— Start —

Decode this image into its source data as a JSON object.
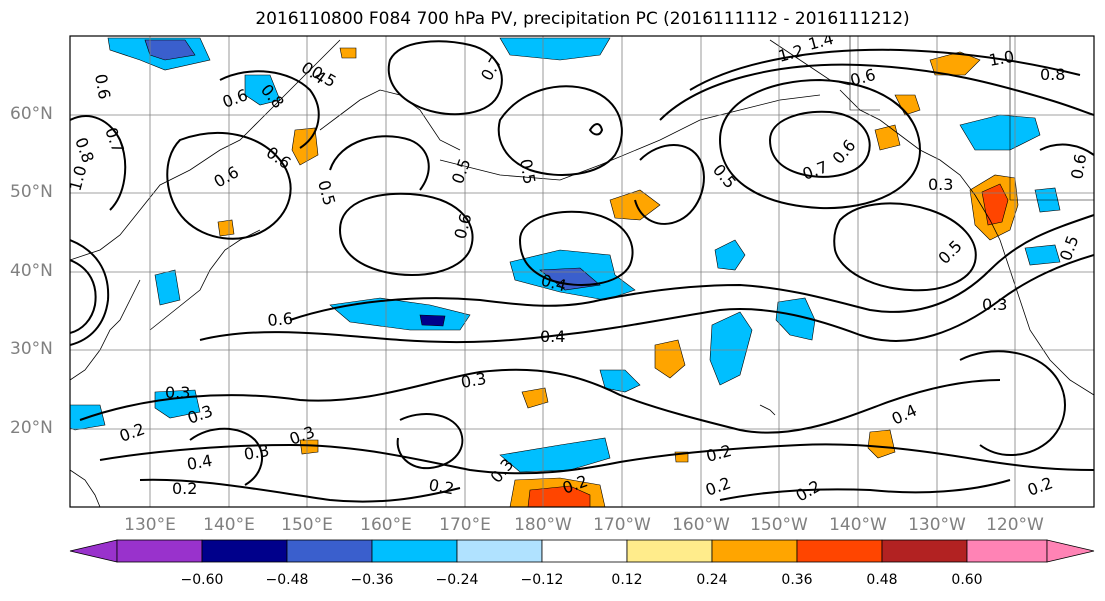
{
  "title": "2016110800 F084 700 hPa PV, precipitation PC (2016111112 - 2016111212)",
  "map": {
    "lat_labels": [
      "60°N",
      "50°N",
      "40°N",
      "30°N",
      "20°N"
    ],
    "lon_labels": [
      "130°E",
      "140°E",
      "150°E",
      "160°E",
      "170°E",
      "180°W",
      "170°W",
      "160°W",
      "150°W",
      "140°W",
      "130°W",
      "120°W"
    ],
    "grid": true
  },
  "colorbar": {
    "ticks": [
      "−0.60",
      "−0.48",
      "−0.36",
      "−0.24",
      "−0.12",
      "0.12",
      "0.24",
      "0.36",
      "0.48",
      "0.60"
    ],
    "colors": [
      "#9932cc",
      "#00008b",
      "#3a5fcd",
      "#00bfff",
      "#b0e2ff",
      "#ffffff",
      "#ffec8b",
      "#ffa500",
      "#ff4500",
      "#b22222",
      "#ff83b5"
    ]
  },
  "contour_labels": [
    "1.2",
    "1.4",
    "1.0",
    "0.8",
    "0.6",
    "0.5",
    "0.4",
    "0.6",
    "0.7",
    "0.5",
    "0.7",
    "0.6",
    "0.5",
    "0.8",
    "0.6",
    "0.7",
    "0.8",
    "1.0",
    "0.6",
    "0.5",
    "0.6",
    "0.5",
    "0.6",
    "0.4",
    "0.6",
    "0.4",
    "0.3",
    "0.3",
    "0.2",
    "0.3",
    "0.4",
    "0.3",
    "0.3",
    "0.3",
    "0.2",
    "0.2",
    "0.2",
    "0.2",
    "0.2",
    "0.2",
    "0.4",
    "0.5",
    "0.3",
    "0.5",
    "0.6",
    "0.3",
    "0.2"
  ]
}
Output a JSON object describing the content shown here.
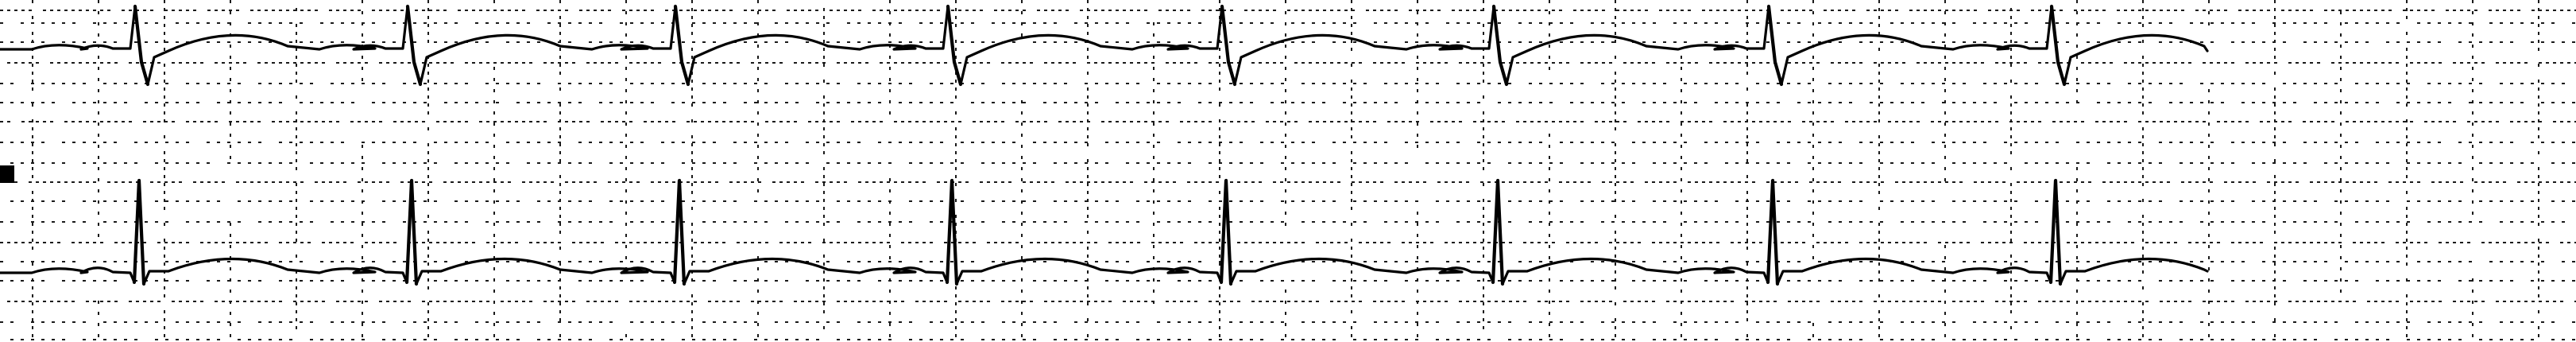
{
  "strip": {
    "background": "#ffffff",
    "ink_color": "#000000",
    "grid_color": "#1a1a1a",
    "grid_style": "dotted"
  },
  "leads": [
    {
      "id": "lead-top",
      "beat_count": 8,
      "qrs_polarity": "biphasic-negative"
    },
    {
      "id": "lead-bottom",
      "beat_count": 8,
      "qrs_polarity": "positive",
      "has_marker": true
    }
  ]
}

— End —

- _Directions for this task_
Repeat every record above exactly, but leave out any pictures.

- _Output of the task_
Decode this image into its source data as a JSON object.
{
  "title": "2016110800 F084 700 hPa PV, precipitation PC (2016111112 - 2016111212)",
  "map": {
    "lat_labels": [
      "60°N",
      "50°N",
      "40°N",
      "30°N",
      "20°N"
    ],
    "lon_labels": [
      "130°E",
      "140°E",
      "150°E",
      "160°E",
      "170°E",
      "180°W",
      "170°W",
      "160°W",
      "150°W",
      "140°W",
      "130°W",
      "120°W"
    ],
    "grid": true
  },
  "colorbar": {
    "ticks": [
      "−0.60",
      "−0.48",
      "−0.36",
      "−0.24",
      "−0.12",
      "0.12",
      "0.24",
      "0.36",
      "0.48",
      "0.60"
    ],
    "colors": [
      "#9932cc",
      "#00008b",
      "#3a5fcd",
      "#00bfff",
      "#b0e2ff",
      "#ffffff",
      "#ffec8b",
      "#ffa500",
      "#ff4500",
      "#b22222",
      "#ff83b5"
    ]
  },
  "contour_labels": [
    "1.2",
    "1.4",
    "1.0",
    "0.8",
    "0.6",
    "0.5",
    "0.4",
    "0.6",
    "0.7",
    "0.5",
    "0.7",
    "0.6",
    "0.5",
    "0.8",
    "0.6",
    "0.7",
    "0.8",
    "1.0",
    "0.6",
    "0.5",
    "0.6",
    "0.5",
    "0.6",
    "0.4",
    "0.6",
    "0.4",
    "0.3",
    "0.3",
    "0.2",
    "0.3",
    "0.4",
    "0.3",
    "0.3",
    "0.3",
    "0.2",
    "0.2",
    "0.2",
    "0.2",
    "0.2",
    "0.2",
    "0.4",
    "0.5",
    "0.3",
    "0.5",
    "0.6",
    "0.3",
    "0.2"
  ]
}
Output a JSON object describing the content shown here.
{
  "strip": {
    "background": "#ffffff",
    "ink_color": "#000000",
    "grid_color": "#1a1a1a",
    "grid_style": "dotted"
  },
  "leads": [
    {
      "id": "lead-top",
      "beat_count": 8,
      "qrs_polarity": "biphasic-negative"
    },
    {
      "id": "lead-bottom",
      "beat_count": 8,
      "qrs_polarity": "positive",
      "has_marker": true
    }
  ]
}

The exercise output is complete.